*** Records supplied ***

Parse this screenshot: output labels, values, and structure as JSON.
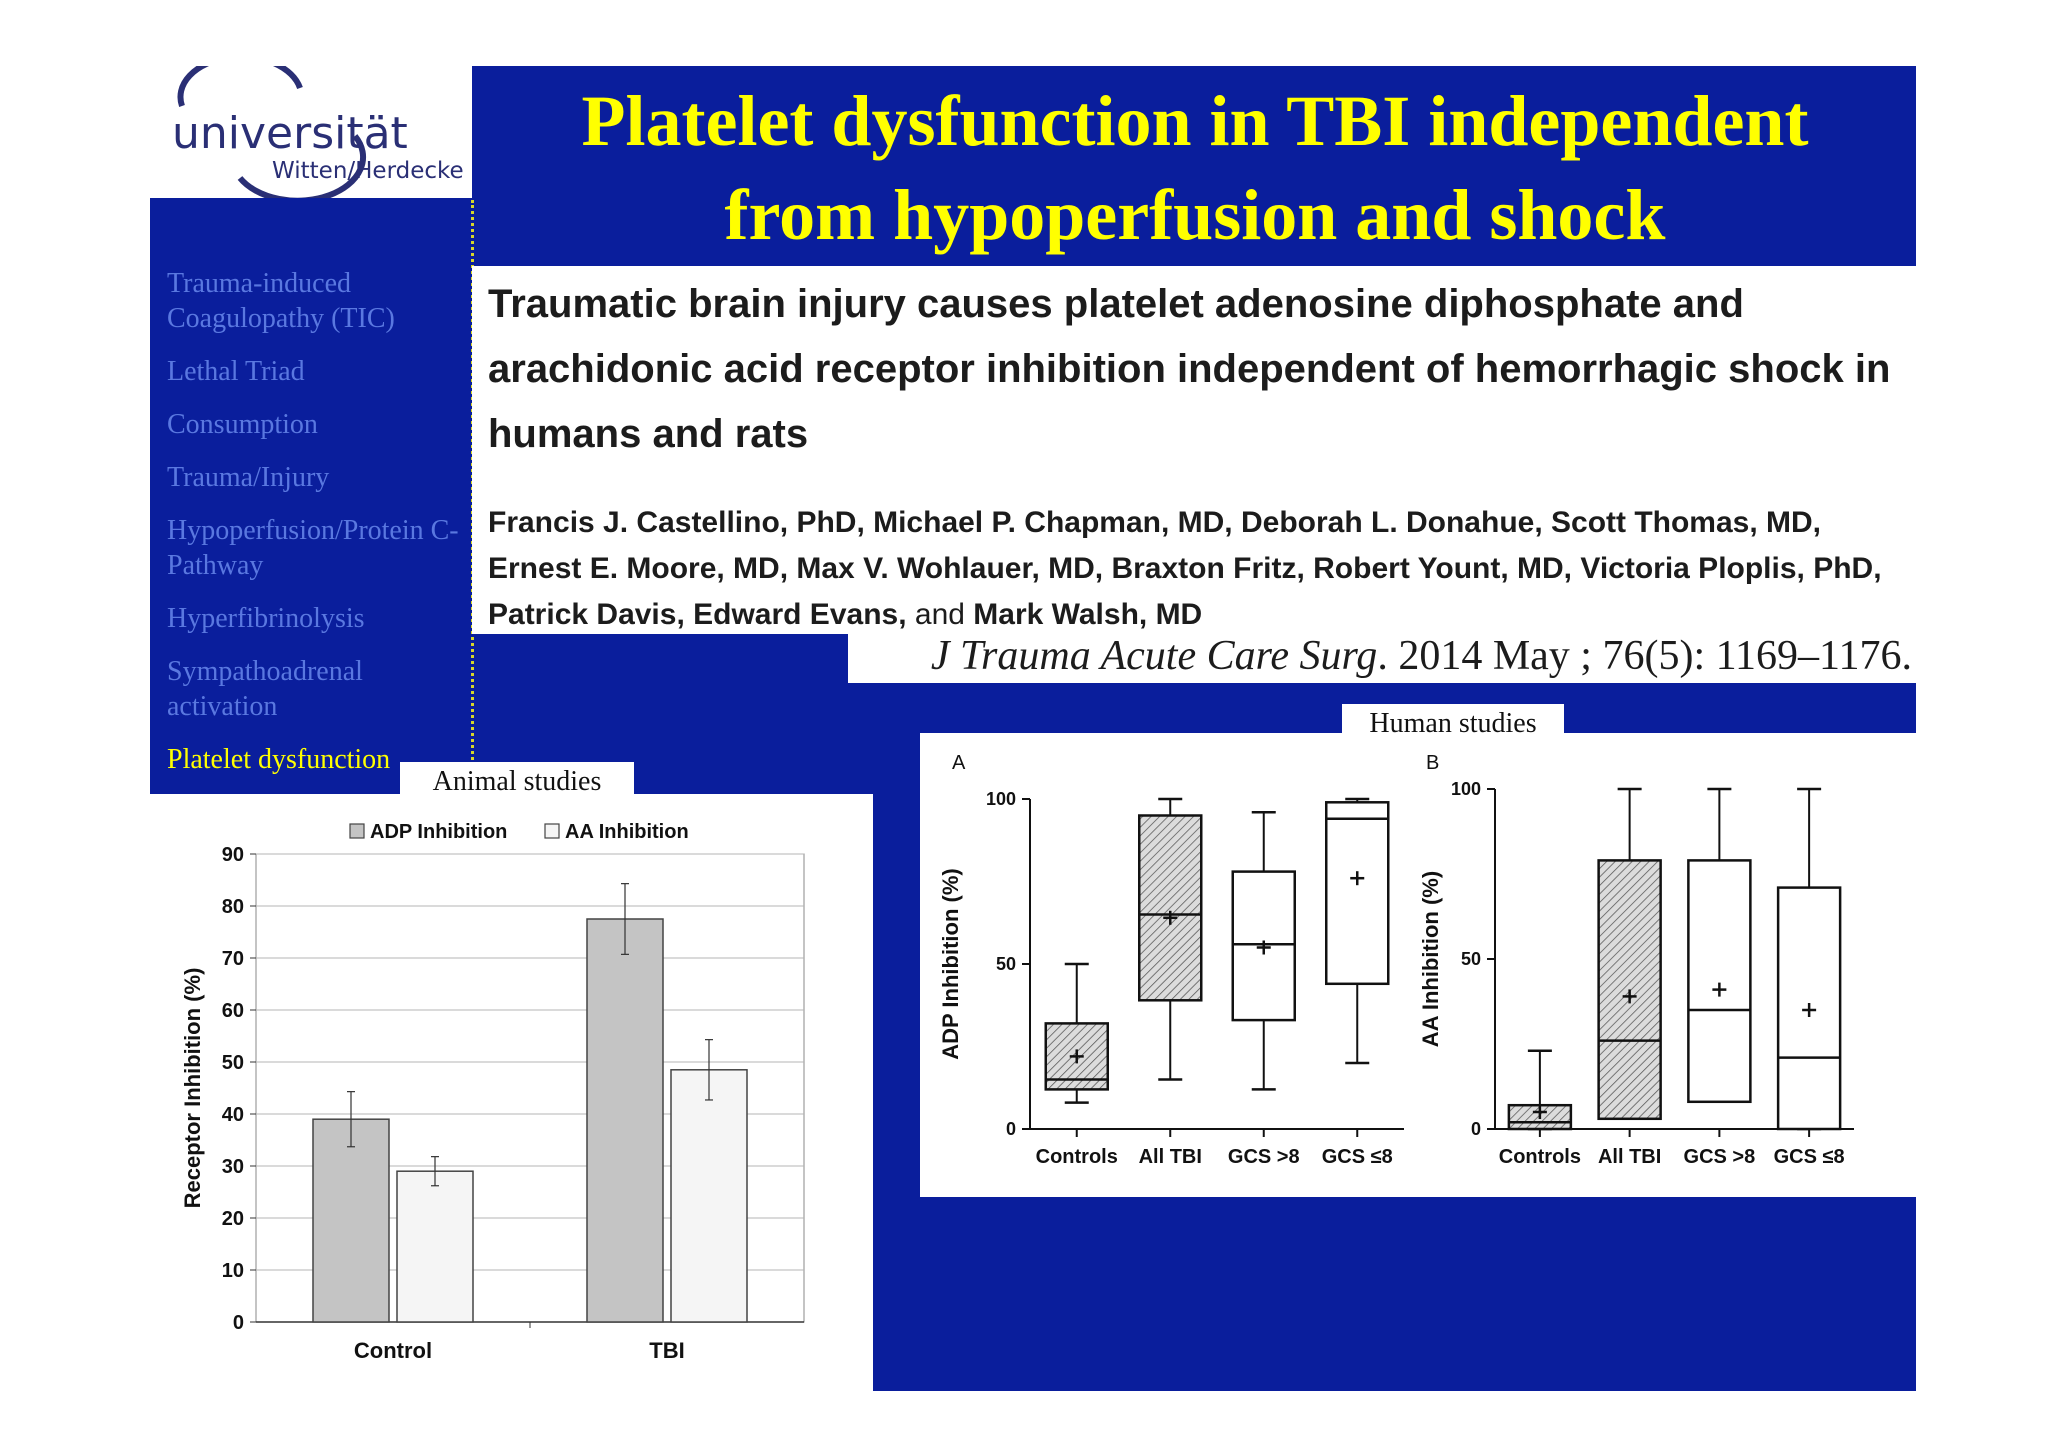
{
  "logo": {
    "main": "universität",
    "sub": "Witten/Herdecke"
  },
  "slide_title_line1": "Platelet dysfunction in TBI independent",
  "slide_title_line2": "from hypoperfusion and shock",
  "nav": {
    "items": [
      {
        "label": "Trauma-induced Coagulopathy (TIC)",
        "active": false
      },
      {
        "label": "Lethal Triad",
        "active": false
      },
      {
        "label": "Consumption",
        "active": false
      },
      {
        "label": "Trauma/Injury",
        "active": false
      },
      {
        "label": "Hypoperfusion/Protein C-Pathway",
        "active": false
      },
      {
        "label": "Hyperfibrinolysis",
        "active": false
      },
      {
        "label": "Sympathoadrenal activation",
        "active": false
      },
      {
        "label": "Platelet dysfunction",
        "active": true
      }
    ]
  },
  "paper": {
    "title": "Traumatic brain injury causes platelet adenosine diphosphate and arachidonic acid receptor inhibition independent of hemorrhagic shock in humans and rats",
    "authors_part1": "Francis J. Castellino, PhD, Michael P. Chapman, MD, Deborah L. Donahue, Scott Thomas, MD, Ernest E. Moore, MD, Max V. Wohlauer, MD, Braxton Fritz, Robert Yount, MD, Victoria Ploplis, PhD, Patrick Davis, Edward Evans,",
    "authors_and": "and",
    "authors_part2": "Mark Walsh, MD",
    "journal": "J Trauma Acute Care Surg",
    "citation_rest": ". 2014 May ; 76(5): 1169–1176."
  },
  "labels": {
    "animal": "Animal studies",
    "human": "Human studies"
  },
  "colors": {
    "slide_bg": "#0a1e9c",
    "title": "#ffff00",
    "nav_text": "#5a78e0",
    "nav_active": "#ffff00"
  },
  "chart_data": [
    {
      "type": "bar",
      "ylabel": "Receptor Inhibition (%)",
      "ylim": [
        0,
        90
      ],
      "yticks": [
        0,
        10,
        20,
        30,
        40,
        50,
        60,
        70,
        80,
        90
      ],
      "categories": [
        "Control",
        "TBI"
      ],
      "legend_position": "top",
      "grid": true,
      "series": [
        {
          "name": "ADP Inhibition",
          "color": "#c4c4c4",
          "values": [
            39,
            77.5
          ],
          "errors": [
            5.3,
            6.8
          ]
        },
        {
          "name": "AA Inhibition",
          "color": "#f5f5f5",
          "values": [
            29,
            48.5
          ],
          "errors": [
            2.8,
            5.8
          ]
        }
      ]
    },
    {
      "type": "box",
      "panel": "A",
      "ylabel": "ADP Inhibition (%)",
      "ylim": [
        0,
        100
      ],
      "yticks": [
        0,
        50,
        100
      ],
      "categories": [
        "Controls",
        "All TBI",
        "GCS >8",
        "GCS ≤8"
      ],
      "boxes": [
        {
          "min": 8,
          "q1": 12,
          "median": 15,
          "q3": 32,
          "max": 50,
          "mean": 22,
          "hatched": true
        },
        {
          "min": 15,
          "q1": 39,
          "median": 65,
          "q3": 95,
          "max": 100,
          "mean": 64,
          "hatched": true
        },
        {
          "min": 12,
          "q1": 33,
          "median": 56,
          "q3": 78,
          "max": 96,
          "mean": 55,
          "hatched": false
        },
        {
          "min": 20,
          "q1": 44,
          "median": 94,
          "q3": 99,
          "max": 100,
          "mean": 76,
          "hatched": false
        }
      ]
    },
    {
      "type": "box",
      "panel": "B",
      "ylabel": "AA Inhibition (%)",
      "ylim": [
        0,
        100
      ],
      "yticks": [
        0,
        50,
        100
      ],
      "categories": [
        "Controls",
        "All TBI",
        "GCS >8",
        "GCS ≤8"
      ],
      "boxes": [
        {
          "min": 0,
          "q1": 0,
          "median": 2,
          "q3": 7,
          "max": 23,
          "mean": 5,
          "hatched": true
        },
        {
          "min": 3,
          "q1": 3,
          "median": 26,
          "q3": 79,
          "max": 100,
          "mean": 39,
          "hatched": true
        },
        {
          "min": 8,
          "q1": 8,
          "median": 35,
          "q3": 79,
          "max": 100,
          "mean": 41,
          "hatched": false
        },
        {
          "min": 0,
          "q1": 0,
          "median": 21,
          "q3": 71,
          "max": 100,
          "mean": 35,
          "hatched": false
        }
      ]
    }
  ]
}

*** End of Records supplied ***

Required work. Return every record above exactly as written, but drop the pictures.

Exercise solution.
Parse this screenshot: output labels, values, and structure as JSON.
{
  "logo": {
    "main": "universität",
    "sub": "Witten/Herdecke"
  },
  "slide_title_line1": "Platelet dysfunction in TBI independent",
  "slide_title_line2": "from hypoperfusion and shock",
  "nav": {
    "items": [
      {
        "label": "Trauma-induced Coagulopathy (TIC)",
        "active": false
      },
      {
        "label": "Lethal Triad",
        "active": false
      },
      {
        "label": "Consumption",
        "active": false
      },
      {
        "label": "Trauma/Injury",
        "active": false
      },
      {
        "label": "Hypoperfusion/Protein C-Pathway",
        "active": false
      },
      {
        "label": "Hyperfibrinolysis",
        "active": false
      },
      {
        "label": "Sympathoadrenal activation",
        "active": false
      },
      {
        "label": "Platelet dysfunction",
        "active": true
      }
    ]
  },
  "paper": {
    "title": "Traumatic brain injury causes platelet adenosine diphosphate and arachidonic acid receptor inhibition independent of hemorrhagic shock in humans and rats",
    "authors_part1": "Francis J. Castellino, PhD, Michael P. Chapman, MD, Deborah L. Donahue, Scott Thomas, MD, Ernest E. Moore, MD, Max V. Wohlauer, MD, Braxton Fritz, Robert Yount, MD, Victoria Ploplis, PhD, Patrick Davis, Edward Evans,",
    "authors_and": "and",
    "authors_part2": "Mark Walsh, MD",
    "journal": "J Trauma Acute Care Surg",
    "citation_rest": ". 2014 May ; 76(5): 1169–1176."
  },
  "labels": {
    "animal": "Animal studies",
    "human": "Human studies"
  },
  "colors": {
    "slide_bg": "#0a1e9c",
    "title": "#ffff00",
    "nav_text": "#5a78e0",
    "nav_active": "#ffff00"
  },
  "chart_data": [
    {
      "type": "bar",
      "ylabel": "Receptor Inhibition (%)",
      "ylim": [
        0,
        90
      ],
      "yticks": [
        0,
        10,
        20,
        30,
        40,
        50,
        60,
        70,
        80,
        90
      ],
      "categories": [
        "Control",
        "TBI"
      ],
      "legend_position": "top",
      "grid": true,
      "series": [
        {
          "name": "ADP Inhibition",
          "color": "#c4c4c4",
          "values": [
            39,
            77.5
          ],
          "errors": [
            5.3,
            6.8
          ]
        },
        {
          "name": "AA Inhibition",
          "color": "#f5f5f5",
          "values": [
            29,
            48.5
          ],
          "errors": [
            2.8,
            5.8
          ]
        }
      ]
    },
    {
      "type": "box",
      "panel": "A",
      "ylabel": "ADP Inhibition (%)",
      "ylim": [
        0,
        100
      ],
      "yticks": [
        0,
        50,
        100
      ],
      "categories": [
        "Controls",
        "All TBI",
        "GCS >8",
        "GCS ≤8"
      ],
      "boxes": [
        {
          "min": 8,
          "q1": 12,
          "median": 15,
          "q3": 32,
          "max": 50,
          "mean": 22,
          "hatched": true
        },
        {
          "min": 15,
          "q1": 39,
          "median": 65,
          "q3": 95,
          "max": 100,
          "mean": 64,
          "hatched": true
        },
        {
          "min": 12,
          "q1": 33,
          "median": 56,
          "q3": 78,
          "max": 96,
          "mean": 55,
          "hatched": false
        },
        {
          "min": 20,
          "q1": 44,
          "median": 94,
          "q3": 99,
          "max": 100,
          "mean": 76,
          "hatched": false
        }
      ]
    },
    {
      "type": "box",
      "panel": "B",
      "ylabel": "AA Inhibition (%)",
      "ylim": [
        0,
        100
      ],
      "yticks": [
        0,
        50,
        100
      ],
      "categories": [
        "Controls",
        "All TBI",
        "GCS >8",
        "GCS ≤8"
      ],
      "boxes": [
        {
          "min": 0,
          "q1": 0,
          "median": 2,
          "q3": 7,
          "max": 23,
          "mean": 5,
          "hatched": true
        },
        {
          "min": 3,
          "q1": 3,
          "median": 26,
          "q3": 79,
          "max": 100,
          "mean": 39,
          "hatched": true
        },
        {
          "min": 8,
          "q1": 8,
          "median": 35,
          "q3": 79,
          "max": 100,
          "mean": 41,
          "hatched": false
        },
        {
          "min": 0,
          "q1": 0,
          "median": 21,
          "q3": 71,
          "max": 100,
          "mean": 35,
          "hatched": false
        }
      ]
    }
  ]
}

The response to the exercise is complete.